(Records from a data collection)
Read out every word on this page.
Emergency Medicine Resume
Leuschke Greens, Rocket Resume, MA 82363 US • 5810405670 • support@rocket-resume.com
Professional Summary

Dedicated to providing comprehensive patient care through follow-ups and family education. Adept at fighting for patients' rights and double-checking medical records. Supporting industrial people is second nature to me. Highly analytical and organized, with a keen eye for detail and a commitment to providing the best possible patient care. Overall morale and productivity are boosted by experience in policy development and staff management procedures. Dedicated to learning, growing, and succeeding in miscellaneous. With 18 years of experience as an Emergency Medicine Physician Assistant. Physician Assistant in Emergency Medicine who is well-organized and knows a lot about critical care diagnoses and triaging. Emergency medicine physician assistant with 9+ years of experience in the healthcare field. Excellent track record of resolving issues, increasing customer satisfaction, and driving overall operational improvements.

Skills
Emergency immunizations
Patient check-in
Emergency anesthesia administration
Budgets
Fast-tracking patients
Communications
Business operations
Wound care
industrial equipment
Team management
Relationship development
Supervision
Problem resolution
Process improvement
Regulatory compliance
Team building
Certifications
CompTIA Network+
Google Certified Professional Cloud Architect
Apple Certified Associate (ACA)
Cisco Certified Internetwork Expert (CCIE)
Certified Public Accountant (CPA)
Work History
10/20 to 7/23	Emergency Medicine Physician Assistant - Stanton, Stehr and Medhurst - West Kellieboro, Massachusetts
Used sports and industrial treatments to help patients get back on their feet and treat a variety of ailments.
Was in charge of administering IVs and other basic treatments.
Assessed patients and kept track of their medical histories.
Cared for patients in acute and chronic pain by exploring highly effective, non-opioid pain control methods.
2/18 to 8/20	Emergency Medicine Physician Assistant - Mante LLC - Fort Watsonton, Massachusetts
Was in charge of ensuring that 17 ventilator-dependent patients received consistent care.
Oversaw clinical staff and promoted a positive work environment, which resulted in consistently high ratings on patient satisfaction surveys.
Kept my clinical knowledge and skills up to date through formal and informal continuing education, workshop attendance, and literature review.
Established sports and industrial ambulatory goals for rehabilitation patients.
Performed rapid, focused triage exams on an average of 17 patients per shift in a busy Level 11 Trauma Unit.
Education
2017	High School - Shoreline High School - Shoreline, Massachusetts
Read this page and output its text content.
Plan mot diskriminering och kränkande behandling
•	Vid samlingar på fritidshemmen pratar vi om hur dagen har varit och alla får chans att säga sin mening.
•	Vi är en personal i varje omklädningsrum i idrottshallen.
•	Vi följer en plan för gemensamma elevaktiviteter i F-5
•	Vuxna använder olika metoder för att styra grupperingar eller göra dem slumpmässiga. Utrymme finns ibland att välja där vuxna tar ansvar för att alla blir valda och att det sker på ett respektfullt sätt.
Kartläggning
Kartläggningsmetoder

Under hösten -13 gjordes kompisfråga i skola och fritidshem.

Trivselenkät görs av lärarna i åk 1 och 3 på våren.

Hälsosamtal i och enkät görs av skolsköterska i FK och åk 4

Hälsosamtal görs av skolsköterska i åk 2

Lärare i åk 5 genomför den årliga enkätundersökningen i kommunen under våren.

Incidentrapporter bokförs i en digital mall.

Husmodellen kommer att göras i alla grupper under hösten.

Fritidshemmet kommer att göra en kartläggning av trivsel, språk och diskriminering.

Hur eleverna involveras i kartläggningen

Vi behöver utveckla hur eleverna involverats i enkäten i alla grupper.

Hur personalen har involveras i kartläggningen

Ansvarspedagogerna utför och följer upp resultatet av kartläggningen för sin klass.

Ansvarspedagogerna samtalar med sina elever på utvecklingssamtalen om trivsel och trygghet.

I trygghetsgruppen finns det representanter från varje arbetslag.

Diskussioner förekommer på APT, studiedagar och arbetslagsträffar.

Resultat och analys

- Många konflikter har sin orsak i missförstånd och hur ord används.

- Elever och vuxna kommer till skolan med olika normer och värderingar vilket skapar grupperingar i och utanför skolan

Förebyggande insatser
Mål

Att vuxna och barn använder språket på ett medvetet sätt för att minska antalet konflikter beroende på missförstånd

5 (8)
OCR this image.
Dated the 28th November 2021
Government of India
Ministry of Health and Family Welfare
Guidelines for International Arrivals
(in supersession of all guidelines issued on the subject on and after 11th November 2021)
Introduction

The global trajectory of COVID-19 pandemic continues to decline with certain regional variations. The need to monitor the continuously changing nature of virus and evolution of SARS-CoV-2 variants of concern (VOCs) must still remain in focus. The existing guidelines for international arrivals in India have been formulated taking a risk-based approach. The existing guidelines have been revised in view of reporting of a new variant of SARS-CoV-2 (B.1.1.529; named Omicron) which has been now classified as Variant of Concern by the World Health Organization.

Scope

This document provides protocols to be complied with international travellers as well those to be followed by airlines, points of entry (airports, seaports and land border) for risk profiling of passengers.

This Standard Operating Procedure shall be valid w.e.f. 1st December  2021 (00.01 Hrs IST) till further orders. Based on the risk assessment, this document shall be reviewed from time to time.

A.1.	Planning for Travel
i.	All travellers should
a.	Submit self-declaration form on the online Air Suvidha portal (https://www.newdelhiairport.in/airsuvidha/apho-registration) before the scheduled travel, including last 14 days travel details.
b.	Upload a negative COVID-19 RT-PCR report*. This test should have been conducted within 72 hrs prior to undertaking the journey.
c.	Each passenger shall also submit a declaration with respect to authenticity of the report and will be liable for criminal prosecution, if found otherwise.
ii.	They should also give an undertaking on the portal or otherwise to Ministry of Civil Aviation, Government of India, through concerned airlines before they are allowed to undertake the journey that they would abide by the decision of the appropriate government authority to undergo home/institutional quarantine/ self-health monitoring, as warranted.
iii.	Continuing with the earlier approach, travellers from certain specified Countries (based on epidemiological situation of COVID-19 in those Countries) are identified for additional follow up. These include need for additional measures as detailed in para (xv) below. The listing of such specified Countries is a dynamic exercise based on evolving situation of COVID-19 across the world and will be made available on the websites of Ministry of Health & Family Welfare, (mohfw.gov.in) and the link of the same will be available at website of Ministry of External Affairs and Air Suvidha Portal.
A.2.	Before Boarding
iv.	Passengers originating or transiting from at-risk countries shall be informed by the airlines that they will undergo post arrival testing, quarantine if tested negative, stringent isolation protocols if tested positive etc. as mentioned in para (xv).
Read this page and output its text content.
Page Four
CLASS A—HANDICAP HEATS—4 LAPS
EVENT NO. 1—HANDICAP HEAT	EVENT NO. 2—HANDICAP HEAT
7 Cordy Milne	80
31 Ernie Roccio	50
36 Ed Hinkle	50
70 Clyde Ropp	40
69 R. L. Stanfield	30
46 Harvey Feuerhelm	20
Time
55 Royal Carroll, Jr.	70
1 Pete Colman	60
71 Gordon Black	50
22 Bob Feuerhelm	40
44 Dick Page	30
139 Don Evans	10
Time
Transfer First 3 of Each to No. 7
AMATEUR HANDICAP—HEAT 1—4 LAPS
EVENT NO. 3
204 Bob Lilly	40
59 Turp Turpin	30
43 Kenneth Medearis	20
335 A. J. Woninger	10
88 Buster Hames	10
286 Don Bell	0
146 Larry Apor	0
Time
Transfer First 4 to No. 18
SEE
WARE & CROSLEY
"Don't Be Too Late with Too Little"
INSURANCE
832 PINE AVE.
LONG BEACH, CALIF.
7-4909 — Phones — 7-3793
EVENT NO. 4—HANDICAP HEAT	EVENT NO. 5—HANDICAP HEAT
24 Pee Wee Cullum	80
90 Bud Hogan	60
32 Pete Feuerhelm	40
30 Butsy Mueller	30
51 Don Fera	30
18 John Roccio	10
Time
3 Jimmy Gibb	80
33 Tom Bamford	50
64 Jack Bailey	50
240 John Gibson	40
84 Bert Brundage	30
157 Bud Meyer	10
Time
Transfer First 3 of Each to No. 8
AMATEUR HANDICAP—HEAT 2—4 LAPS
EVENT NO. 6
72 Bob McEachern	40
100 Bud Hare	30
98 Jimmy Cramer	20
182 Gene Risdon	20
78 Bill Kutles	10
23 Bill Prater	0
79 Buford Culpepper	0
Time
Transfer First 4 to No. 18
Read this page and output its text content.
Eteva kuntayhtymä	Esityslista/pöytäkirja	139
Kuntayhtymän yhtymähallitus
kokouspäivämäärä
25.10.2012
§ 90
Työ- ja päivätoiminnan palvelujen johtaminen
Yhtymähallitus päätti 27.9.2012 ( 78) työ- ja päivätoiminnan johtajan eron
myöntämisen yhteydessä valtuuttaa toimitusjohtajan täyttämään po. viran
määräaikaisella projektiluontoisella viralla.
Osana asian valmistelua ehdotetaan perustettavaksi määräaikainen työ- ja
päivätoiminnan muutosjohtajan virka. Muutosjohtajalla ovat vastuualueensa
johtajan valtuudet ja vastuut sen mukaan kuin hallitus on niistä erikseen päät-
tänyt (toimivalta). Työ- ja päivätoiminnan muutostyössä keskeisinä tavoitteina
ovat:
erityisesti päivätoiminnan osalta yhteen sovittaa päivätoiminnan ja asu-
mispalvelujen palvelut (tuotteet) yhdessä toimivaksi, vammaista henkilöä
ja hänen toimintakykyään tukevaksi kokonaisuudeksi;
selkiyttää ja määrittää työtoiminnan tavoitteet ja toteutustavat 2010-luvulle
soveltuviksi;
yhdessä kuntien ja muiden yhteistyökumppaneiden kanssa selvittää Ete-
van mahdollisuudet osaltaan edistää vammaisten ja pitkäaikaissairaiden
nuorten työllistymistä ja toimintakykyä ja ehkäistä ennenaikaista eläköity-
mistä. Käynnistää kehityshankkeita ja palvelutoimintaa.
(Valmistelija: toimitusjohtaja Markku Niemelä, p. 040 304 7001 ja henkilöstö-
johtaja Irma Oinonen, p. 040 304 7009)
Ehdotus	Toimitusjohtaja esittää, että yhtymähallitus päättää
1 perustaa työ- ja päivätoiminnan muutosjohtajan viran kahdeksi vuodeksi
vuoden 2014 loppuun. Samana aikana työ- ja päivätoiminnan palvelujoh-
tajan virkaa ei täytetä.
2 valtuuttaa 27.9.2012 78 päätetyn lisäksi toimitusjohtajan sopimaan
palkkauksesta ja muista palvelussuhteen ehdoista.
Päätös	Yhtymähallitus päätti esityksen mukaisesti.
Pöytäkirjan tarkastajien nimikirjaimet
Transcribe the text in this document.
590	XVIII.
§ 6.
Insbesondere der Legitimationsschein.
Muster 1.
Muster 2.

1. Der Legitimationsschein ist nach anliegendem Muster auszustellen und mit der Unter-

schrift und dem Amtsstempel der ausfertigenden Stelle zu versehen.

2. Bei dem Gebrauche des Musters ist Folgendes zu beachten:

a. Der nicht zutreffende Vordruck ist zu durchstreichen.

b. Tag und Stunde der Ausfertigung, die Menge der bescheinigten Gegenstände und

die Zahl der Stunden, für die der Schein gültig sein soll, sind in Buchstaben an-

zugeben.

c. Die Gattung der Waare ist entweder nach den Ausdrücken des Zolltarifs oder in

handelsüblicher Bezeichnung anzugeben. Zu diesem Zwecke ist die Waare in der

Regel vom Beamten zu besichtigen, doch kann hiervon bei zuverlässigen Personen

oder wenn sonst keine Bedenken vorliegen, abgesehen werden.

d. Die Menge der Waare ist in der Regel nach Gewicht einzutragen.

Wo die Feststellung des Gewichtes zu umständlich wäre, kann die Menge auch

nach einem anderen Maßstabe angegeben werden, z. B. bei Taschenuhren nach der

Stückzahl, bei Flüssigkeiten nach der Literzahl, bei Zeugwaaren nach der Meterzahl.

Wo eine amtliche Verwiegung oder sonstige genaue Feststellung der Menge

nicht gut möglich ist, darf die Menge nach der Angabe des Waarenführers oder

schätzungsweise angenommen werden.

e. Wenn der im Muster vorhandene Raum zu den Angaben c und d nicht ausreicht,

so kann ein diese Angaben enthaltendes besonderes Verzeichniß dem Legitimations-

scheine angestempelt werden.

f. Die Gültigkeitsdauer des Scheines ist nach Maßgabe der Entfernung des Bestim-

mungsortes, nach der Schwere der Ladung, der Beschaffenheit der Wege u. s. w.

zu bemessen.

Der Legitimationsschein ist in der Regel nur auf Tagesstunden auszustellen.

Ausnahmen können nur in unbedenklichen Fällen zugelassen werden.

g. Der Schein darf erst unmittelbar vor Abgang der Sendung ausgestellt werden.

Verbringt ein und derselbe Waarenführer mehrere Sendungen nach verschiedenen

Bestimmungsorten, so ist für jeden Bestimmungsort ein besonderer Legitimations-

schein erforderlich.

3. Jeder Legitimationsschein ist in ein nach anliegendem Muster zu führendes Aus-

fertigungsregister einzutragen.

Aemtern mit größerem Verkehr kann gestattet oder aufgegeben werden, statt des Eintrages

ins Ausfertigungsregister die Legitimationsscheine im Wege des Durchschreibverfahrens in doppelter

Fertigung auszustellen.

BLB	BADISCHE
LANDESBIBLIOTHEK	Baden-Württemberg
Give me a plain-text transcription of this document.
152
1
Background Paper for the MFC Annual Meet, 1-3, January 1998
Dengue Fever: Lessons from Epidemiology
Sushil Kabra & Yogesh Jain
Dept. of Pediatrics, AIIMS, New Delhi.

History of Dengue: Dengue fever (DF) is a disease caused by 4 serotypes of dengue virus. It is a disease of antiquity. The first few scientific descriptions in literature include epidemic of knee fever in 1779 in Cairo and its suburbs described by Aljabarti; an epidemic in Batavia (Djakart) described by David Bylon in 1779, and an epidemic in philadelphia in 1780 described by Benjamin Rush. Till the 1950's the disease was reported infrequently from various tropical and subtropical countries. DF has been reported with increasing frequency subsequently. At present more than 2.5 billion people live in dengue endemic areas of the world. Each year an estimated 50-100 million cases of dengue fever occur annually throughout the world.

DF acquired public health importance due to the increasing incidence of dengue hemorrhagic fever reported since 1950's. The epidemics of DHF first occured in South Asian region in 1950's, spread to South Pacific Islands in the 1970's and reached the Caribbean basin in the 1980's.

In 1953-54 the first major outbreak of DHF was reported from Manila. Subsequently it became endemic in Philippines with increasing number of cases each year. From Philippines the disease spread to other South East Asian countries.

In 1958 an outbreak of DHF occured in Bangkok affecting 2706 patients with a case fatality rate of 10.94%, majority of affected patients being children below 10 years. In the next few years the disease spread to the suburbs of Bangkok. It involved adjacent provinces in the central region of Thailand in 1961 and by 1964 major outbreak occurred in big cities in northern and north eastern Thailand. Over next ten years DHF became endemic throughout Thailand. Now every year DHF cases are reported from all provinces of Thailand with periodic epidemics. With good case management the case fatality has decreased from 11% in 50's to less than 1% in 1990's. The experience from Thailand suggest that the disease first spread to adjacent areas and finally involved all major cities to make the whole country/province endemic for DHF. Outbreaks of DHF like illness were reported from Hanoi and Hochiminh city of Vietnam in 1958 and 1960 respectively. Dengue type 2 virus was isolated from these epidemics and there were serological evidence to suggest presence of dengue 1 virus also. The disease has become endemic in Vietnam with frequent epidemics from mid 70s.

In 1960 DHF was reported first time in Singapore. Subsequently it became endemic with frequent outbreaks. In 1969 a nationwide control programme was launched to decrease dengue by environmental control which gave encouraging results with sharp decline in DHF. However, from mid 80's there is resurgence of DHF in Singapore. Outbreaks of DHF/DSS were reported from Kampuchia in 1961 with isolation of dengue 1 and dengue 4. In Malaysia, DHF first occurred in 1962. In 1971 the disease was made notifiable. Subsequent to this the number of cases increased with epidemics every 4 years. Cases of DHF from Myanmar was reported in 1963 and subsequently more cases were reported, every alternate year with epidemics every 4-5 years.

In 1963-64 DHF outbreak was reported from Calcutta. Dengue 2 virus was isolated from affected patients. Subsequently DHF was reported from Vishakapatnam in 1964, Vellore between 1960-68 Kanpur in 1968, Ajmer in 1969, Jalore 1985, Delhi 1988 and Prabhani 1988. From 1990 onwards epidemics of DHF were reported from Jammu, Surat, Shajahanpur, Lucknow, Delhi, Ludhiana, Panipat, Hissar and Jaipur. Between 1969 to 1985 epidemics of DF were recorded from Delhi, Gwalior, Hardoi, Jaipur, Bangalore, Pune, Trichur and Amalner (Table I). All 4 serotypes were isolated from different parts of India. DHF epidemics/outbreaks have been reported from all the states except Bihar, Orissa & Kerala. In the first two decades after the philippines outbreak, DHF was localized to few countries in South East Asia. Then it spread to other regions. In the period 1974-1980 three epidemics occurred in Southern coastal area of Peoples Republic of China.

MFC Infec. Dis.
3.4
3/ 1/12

WORK ORDER: What lines above mention "viran"? Copy each one.

RESULT FOR THIS EXERCISE:
myöntämisen yhteydessä valtuuttaa toimitusjohtajan täyttämään po. viran
1 perustaa työ- ja päivätoiminnan muutosjohtajan viran kahdeksi vuodeksi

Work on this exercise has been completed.